Stored entries
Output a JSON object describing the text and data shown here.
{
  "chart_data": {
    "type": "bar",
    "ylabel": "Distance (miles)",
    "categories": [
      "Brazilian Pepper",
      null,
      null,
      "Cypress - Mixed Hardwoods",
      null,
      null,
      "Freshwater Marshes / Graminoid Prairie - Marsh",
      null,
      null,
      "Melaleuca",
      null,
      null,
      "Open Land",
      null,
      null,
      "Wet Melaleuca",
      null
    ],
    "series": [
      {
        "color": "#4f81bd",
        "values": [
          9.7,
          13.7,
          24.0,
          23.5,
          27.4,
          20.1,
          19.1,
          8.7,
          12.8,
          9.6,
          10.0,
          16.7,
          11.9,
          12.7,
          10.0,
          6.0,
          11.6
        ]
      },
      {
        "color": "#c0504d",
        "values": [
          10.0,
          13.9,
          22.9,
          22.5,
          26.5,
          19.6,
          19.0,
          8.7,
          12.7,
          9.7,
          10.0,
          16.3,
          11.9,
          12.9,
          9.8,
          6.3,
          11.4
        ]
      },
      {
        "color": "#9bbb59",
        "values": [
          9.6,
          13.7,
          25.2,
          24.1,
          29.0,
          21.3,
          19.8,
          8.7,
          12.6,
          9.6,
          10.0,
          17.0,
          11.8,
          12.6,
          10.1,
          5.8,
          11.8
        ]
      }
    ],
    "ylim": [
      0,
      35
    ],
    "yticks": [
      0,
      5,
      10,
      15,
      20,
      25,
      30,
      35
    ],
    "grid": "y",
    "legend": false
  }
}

• **Instructions for the task**
Extract the full set of entries word for word.

• **Reply to the task**
Output a JSON object describing the text and data shown here.
{
  "chart_data": {
    "type": "bar",
    "ylabel": "Distance (miles)",
    "categories": [
      "Brazilian Pepper",
      null,
      null,
      "Cypress - Mixed Hardwoods",
      null,
      null,
      "Freshwater Marshes / Graminoid Prairie - Marsh",
      null,
      null,
      "Melaleuca",
      null,
      null,
      "Open Land",
      null,
      null,
      "Wet Melaleuca",
      null
    ],
    "series": [
      {
        "color": "#4f81bd",
        "values": [
          9.7,
          13.7,
          24.0,
          23.5,
          27.4,
          20.1,
          19.1,
          8.7,
          12.8,
          9.6,
          10.0,
          16.7,
          11.9,
          12.7,
          10.0,
          6.0,
          11.6
        ]
      },
      {
        "color": "#c0504d",
        "values": [
          10.0,
          13.9,
          22.9,
          22.5,
          26.5,
          19.6,
          19.0,
          8.7,
          12.7,
          9.7,
          10.0,
          16.3,
          11.9,
          12.9,
          9.8,
          6.3,
          11.4
        ]
      },
      {
        "color": "#9bbb59",
        "values": [
          9.6,
          13.7,
          25.2,
          24.1,
          29.0,
          21.3,
          19.8,
          8.7,
          12.6,
          9.6,
          10.0,
          17.0,
          11.8,
          12.6,
          10.1,
          5.8,
          11.8
        ]
      }
    ],
    "ylim": [
      0,
      35
    ],
    "yticks": [
      0,
      5,
      10,
      15,
      20,
      25,
      30,
      35
    ],
    "grid": "y",
    "legend": false
  }
}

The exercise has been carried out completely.